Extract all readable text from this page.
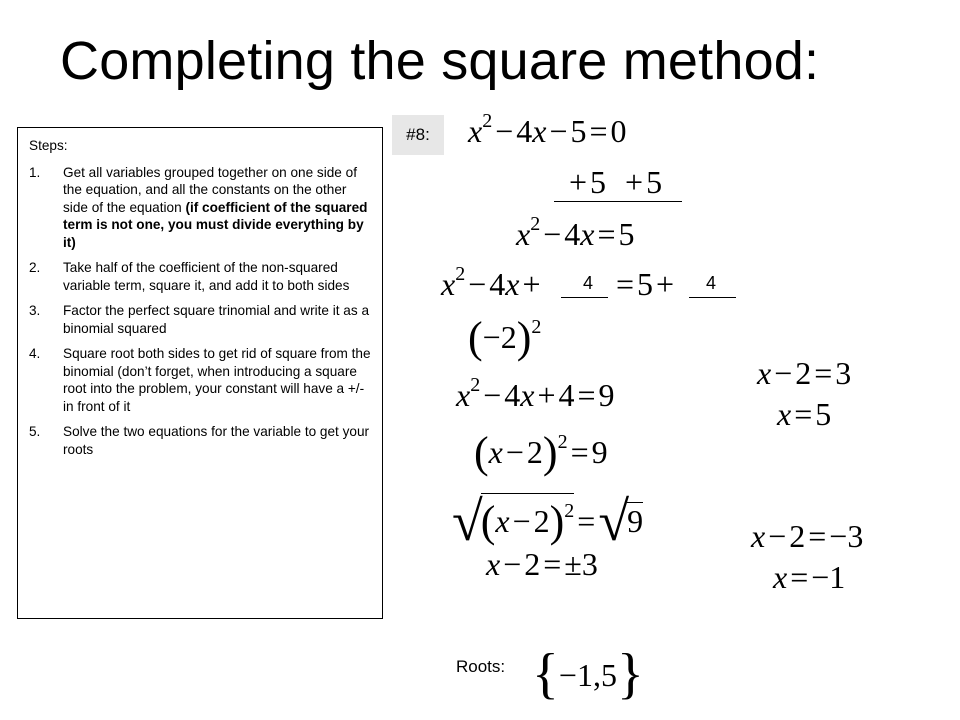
Completing the square method:
Steps:
1. Get all variables grouped together on one side of the equation, and all the constants on the other side of the equation (if coefficient of the squared term is not one, you must divide everything by it)
2. Take half of the coefficient of the non-squared variable term, square it, and add it to both sides
3. Factor the perfect square trinomial and write it as a binomial squared
4. Square root both sides to get rid of square from the binomial (don’t forget, when introducing a square root into the problem, your constant will have a +/- in front of it
5. Solve the two equations for the variable to get your roots
#8:	$x^2-4x-5=0$
+5  +5
$x^2-4x=5$
$x^2-4x+ 4 =5+ 4$
$(-2)^2$
$x^2-4x+4=9$
$(x-2)^2=9$
$√(x-2)^2=√9$
x−2=±3
x−2=3
x=5
x−2=−3
x=−1
Roots: {−1,5}
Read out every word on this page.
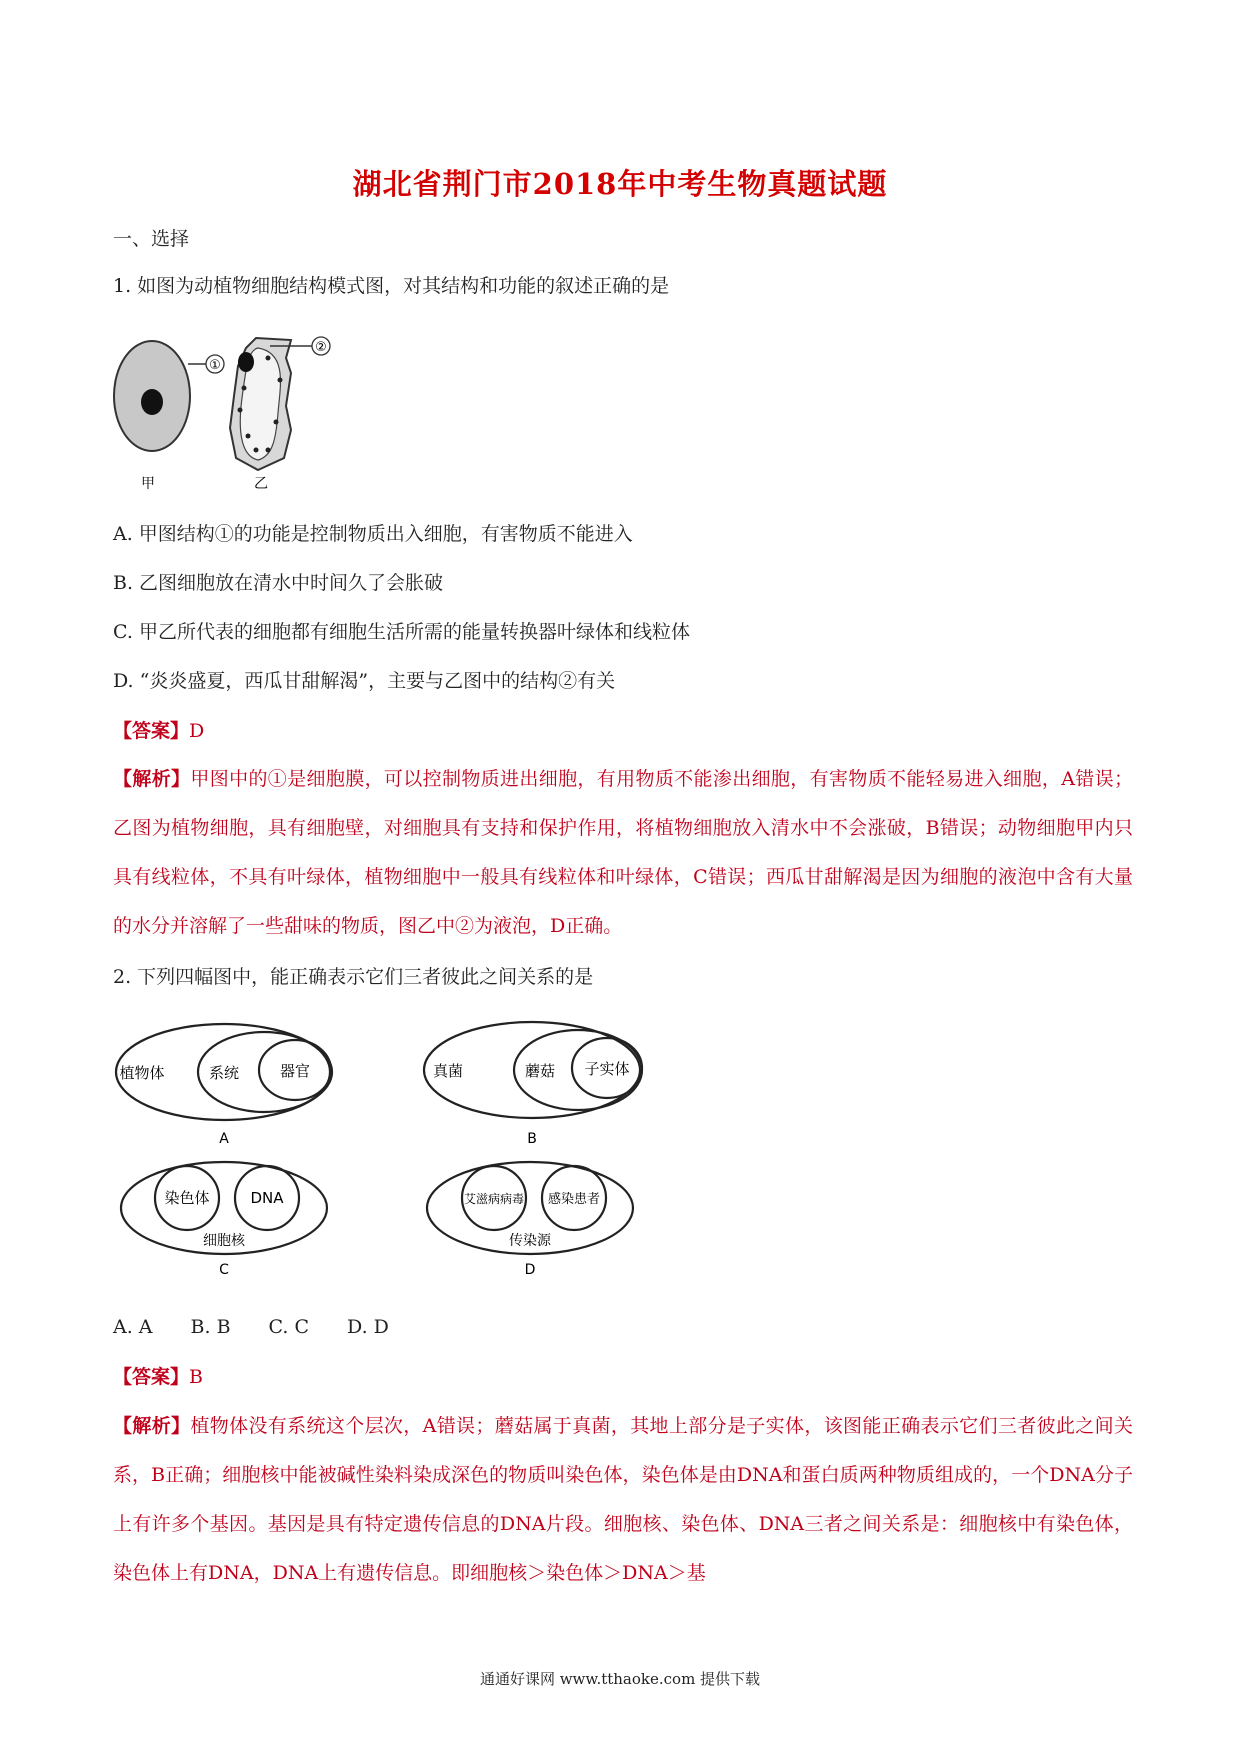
湖北省荆门市2018年中考生物真题试题
一、选择
1. 如图为动植物细胞结构模式图，对其结构和功能的叙述正确的是
①
②
甲	乙
A. 甲图结构①的功能是控制物质出入细胞，有害物质不能进入
B. 乙图细胞放在清水中时间久了会胀破
C. 甲乙所代表的细胞都有细胞生活所需的能量转换器叶绿体和线粒体
D. “炎炎盛夏，西瓜甘甜解渴”，主要与乙图中的结构②有关
【答案】D
【解析】甲图中的①是细胞膜，可以控制物质进出细胞，有用物质不能渗出细胞，有害物质不能轻易进入细胞，A错误；乙图为植物细胞，具有细胞壁，对细胞具有支持和保护作用，将植物细胞放入清水中不会涨破，B错误；动物细胞甲内只具有线粒体，不具有叶绿体，植物细胞中一般具有线粒体和叶绿体，C错误；西瓜甘甜解渴是因为细胞的液泡中含有大量的水分并溶解了一些甜味的物质，图乙中②为液泡，D正确。
2. 下列四幅图中，能正确表示它们三者彼此之间关系的是
植物体	系统	器官
A
真菌	蘑菇 子实体
B
染色体	DNA
细胞核
C
艾滋病病毒 感染患者
传染源
D
A. A B. B C. C D. D
【答案】B
【解析】植物体没有系统这个层次，A错误；蘑菇属于真菌，其地上部分是子实体，该图能正确表示它们三者彼此之间关系，B正确；细胞核中能被碱性染料染成深色的物质叫染色体，染色体是由DNA和蛋白质两种物质组成的，一个DNA分子上有许多个基因。基因是具有特定遗传信息的DNA片段。细胞核、染色体、DNA三者之间关系是：细胞核中有染色体，染色体上有DNA，DNA上有遗传信息。即细胞核＞染色体＞DNA＞基
通通好课网 www.tthaoke.com 提供下载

■ ■ ■ ■

> _Set problem_
Drop the images and repeat the data exactly.

> _Exercise result_
Extract all readable text from this page.
Completing the square method:
Steps:
1. Get all variables grouped together on one side of the equation, and all the constants on the other side of the equation (if coefficient of the squared term is not one, you must divide everything by it)
2. Take half of the coefficient of the non-squared variable term, square it, and add it to both sides
3. Factor the perfect square trinomial and write it as a binomial squared
4. Square root both sides to get rid of square from the binomial (don’t forget, when introducing a square root into the problem, your constant will have a +/- in front of it
5. Solve the two equations for the variable to get your roots
#8:	$x^2-4x-5=0$
+5  +5
$x^2-4x=5$
$x^2-4x+ 4 =5+ 4$
$(-2)^2$
$x^2-4x+4=9$
$(x-2)^2=9$
$√(x-2)^2=√9$
x−2=±3
x−2=3
x=5
x−2=−3
x=−1
Roots: {−1,5}
Read out every word on this page.
湖北省荆门市2018年中考生物真题试题
一、选择
1. 如图为动植物细胞结构模式图，对其结构和功能的叙述正确的是
①
②
甲	乙
A. 甲图结构①的功能是控制物质出入细胞，有害物质不能进入
B. 乙图细胞放在清水中时间久了会胀破
C. 甲乙所代表的细胞都有细胞生活所需的能量转换器叶绿体和线粒体
D. “炎炎盛夏，西瓜甘甜解渴”，主要与乙图中的结构②有关
【答案】D
【解析】甲图中的①是细胞膜，可以控制物质进出细胞，有用物质不能渗出细胞，有害物质不能轻易进入细胞，A错误；乙图为植物细胞，具有细胞壁，对细胞具有支持和保护作用，将植物细胞放入清水中不会涨破，B错误；动物细胞甲内只具有线粒体，不具有叶绿体，植物细胞中一般具有线粒体和叶绿体，C错误；西瓜甘甜解渴是因为细胞的液泡中含有大量的水分并溶解了一些甜味的物质，图乙中②为液泡，D正确。
2. 下列四幅图中，能正确表示它们三者彼此之间关系的是
植物体	系统	器官
A
真菌	蘑菇 子实体
B
染色体	DNA
细胞核
C
艾滋病病毒 感染患者
传染源
D
A. A B. B C. C D. D
【答案】B
【解析】植物体没有系统这个层次，A错误；蘑菇属于真菌，其地上部分是子实体，该图能正确表示它们三者彼此之间关系，B正确；细胞核中能被碱性染料染成深色的物质叫染色体，染色体是由DNA和蛋白质两种物质组成的，一个DNA分子上有许多个基因。基因是具有特定遗传信息的DNA片段。细胞核、染色体、DNA三者之间关系是：细胞核中有染色体，染色体上有DNA，DNA上有遗传信息。即细胞核＞染色体＞DNA＞基
通通好课网 www.tthaoke.com 提供下载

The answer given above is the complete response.